INSTRUCTIONS TO FOLLOW:
The required result is the exact run of lines beginning at the one containing "Read this page and output its text content." and ending at the last line of the entries.

— start INPUT —

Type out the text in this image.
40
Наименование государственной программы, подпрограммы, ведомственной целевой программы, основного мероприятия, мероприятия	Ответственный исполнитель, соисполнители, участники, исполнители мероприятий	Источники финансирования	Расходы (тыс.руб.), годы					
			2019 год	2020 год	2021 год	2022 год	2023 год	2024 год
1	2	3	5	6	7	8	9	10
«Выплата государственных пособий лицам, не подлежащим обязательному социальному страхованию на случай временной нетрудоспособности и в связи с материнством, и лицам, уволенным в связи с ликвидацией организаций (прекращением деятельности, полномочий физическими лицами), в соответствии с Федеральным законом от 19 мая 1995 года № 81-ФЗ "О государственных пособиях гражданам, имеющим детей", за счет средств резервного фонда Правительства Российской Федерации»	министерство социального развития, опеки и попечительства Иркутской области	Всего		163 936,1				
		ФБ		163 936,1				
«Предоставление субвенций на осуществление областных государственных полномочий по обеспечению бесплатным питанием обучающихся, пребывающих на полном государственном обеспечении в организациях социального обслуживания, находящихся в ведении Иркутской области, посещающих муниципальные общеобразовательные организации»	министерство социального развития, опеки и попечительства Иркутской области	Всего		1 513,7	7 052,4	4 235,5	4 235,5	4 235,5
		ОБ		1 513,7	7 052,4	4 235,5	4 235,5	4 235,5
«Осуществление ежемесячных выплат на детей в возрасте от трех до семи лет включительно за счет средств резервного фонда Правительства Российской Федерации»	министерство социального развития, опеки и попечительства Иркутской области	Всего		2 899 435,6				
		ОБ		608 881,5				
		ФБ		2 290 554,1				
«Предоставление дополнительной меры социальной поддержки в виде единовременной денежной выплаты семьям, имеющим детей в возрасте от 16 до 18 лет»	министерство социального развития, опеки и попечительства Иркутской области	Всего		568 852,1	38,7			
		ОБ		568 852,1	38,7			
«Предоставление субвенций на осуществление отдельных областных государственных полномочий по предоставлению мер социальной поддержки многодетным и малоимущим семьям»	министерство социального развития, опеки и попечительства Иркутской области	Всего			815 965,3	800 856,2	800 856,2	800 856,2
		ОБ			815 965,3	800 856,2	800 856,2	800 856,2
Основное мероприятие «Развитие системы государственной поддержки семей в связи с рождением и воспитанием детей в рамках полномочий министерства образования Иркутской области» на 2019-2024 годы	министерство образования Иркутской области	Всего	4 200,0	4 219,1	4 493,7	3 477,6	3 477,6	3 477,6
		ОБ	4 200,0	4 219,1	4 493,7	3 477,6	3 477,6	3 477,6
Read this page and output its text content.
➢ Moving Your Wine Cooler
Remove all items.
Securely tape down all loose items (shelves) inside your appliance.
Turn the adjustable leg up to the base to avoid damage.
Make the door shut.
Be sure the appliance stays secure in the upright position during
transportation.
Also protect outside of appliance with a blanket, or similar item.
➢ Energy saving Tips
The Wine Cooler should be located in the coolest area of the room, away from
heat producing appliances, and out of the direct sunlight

— end INPUT —

FINAL ANSWER:
Read this page and output its text content.
➢ Moving Your Wine Cooler
Remove all items.
Securely tape down all loose items (shelves) inside your appliance.
Turn the adjustable leg up to the base to avoid damage.
Make the door shut.
Be sure the appliance stays secure in the upright position during
transportation.
Also protect outside of appliance with a blanket, or similar item.
➢ Energy saving Tips
The Wine Cooler should be located in the coolest area of the room, away from
heat producing appliances, and out of the direct sunlight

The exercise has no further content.